- _REQUEST_: Copy out the lines that have "fonds" in them.

- _RECORDS TO USE_:

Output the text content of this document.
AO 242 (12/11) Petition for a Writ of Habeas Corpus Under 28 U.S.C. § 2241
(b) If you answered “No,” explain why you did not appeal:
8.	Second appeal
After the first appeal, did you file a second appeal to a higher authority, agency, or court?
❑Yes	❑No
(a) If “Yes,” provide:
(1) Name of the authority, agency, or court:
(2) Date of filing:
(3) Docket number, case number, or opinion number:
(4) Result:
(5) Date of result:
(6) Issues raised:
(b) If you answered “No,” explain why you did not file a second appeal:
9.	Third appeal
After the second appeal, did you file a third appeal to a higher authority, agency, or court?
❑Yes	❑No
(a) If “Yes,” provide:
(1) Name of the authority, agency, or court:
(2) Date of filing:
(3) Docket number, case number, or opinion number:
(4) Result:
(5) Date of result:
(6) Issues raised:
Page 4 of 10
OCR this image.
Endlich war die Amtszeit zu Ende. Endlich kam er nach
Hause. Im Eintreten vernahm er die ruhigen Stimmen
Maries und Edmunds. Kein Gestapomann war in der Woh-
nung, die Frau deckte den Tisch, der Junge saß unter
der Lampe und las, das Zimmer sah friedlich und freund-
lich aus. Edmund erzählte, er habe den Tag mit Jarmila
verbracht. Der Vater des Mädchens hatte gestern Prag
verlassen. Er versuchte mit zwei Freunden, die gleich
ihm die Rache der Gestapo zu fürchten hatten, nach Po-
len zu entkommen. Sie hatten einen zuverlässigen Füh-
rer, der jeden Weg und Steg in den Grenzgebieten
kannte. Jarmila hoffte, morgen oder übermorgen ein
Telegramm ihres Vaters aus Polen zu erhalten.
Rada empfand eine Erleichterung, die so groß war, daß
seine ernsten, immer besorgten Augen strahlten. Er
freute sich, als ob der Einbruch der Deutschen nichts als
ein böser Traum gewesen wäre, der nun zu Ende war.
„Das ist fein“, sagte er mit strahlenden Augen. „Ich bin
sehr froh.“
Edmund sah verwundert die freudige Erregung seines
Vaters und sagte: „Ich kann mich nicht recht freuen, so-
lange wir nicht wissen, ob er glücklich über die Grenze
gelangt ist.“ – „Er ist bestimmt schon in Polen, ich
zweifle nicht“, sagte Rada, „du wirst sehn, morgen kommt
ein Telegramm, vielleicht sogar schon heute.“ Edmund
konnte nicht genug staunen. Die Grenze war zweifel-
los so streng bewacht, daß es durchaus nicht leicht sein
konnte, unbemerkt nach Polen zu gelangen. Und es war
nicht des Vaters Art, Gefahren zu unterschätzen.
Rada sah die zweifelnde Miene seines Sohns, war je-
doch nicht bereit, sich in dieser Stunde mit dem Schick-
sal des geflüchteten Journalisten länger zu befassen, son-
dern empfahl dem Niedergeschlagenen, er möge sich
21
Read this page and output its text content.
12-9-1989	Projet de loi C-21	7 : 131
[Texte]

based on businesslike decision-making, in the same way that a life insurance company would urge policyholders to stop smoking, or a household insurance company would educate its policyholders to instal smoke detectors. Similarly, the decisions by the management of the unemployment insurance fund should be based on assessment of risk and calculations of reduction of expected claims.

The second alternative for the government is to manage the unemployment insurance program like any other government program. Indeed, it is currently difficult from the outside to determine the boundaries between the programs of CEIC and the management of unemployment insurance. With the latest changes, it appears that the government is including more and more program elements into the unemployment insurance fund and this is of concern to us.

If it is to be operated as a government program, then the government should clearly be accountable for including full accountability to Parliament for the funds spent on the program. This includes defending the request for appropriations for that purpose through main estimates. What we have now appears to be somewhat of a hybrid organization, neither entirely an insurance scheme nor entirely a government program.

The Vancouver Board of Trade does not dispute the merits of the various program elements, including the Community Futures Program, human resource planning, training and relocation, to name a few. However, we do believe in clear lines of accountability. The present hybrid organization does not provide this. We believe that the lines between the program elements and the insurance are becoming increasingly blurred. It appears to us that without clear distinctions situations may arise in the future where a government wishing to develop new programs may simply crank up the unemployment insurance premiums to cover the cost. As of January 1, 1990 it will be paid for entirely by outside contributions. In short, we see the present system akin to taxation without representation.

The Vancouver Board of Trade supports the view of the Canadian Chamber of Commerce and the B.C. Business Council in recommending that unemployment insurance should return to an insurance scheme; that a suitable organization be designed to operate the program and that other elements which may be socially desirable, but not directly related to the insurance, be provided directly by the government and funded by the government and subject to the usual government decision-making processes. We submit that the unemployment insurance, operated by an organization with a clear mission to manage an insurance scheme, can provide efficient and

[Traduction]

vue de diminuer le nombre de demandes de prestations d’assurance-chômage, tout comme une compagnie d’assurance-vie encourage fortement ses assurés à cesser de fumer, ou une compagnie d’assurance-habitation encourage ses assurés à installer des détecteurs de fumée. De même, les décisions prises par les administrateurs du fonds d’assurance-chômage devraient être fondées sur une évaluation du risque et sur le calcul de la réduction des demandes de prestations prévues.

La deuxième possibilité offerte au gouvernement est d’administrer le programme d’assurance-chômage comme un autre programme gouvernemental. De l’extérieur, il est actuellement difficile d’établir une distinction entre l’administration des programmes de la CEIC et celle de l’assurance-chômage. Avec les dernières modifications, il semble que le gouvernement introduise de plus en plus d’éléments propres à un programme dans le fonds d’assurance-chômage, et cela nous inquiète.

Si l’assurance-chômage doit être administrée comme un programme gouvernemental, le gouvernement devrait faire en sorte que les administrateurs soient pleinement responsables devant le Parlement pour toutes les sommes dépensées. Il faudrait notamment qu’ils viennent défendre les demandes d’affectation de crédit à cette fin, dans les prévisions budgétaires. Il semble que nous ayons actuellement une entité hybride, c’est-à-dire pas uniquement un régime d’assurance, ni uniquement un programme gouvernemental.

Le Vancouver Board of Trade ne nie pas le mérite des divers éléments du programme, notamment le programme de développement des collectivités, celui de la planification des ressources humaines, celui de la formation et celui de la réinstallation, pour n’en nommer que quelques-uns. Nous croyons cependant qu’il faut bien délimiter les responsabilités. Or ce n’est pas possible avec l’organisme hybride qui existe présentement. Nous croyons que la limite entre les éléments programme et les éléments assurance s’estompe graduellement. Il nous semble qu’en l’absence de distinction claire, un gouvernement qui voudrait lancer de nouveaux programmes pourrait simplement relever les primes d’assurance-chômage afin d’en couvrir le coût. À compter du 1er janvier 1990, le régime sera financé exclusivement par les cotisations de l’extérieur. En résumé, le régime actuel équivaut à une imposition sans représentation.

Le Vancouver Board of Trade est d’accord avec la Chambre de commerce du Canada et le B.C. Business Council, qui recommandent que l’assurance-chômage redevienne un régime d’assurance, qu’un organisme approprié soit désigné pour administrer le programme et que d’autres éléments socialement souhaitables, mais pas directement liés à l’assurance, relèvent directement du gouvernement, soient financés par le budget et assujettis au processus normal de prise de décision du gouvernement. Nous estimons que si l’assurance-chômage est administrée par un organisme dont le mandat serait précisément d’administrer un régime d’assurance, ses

- _EXERCISE OUTPUT_:
vue de diminuer le nombre de demandes de prestations d’assurance-chômage, tout comme une compagnie d’assurance-vie encourage fortement ses assurés à cesser de fumer, ou une compagnie d’assurance-habitation encourage ses assurés à installer des détecteurs de fumée. De même, les décisions prises par les administrateurs du fonds d’assurance-chômage devraient être fondées sur une évaluation du risque et sur le calcul de la réduction des demandes de prestations prévues.
La deuxième possibilité offerte au gouvernement est d’administrer le programme d’assurance-chômage comme un autre programme gouvernemental. De l’extérieur, il est actuellement difficile d’établir une distinction entre l’administration des programmes de la CEIC et celle de l’assurance-chômage. Avec les dernières modifications, il semble que le gouvernement introduise de plus en plus d’éléments propres à un programme dans le fonds d’assurance-chômage, et cela nous inquiète.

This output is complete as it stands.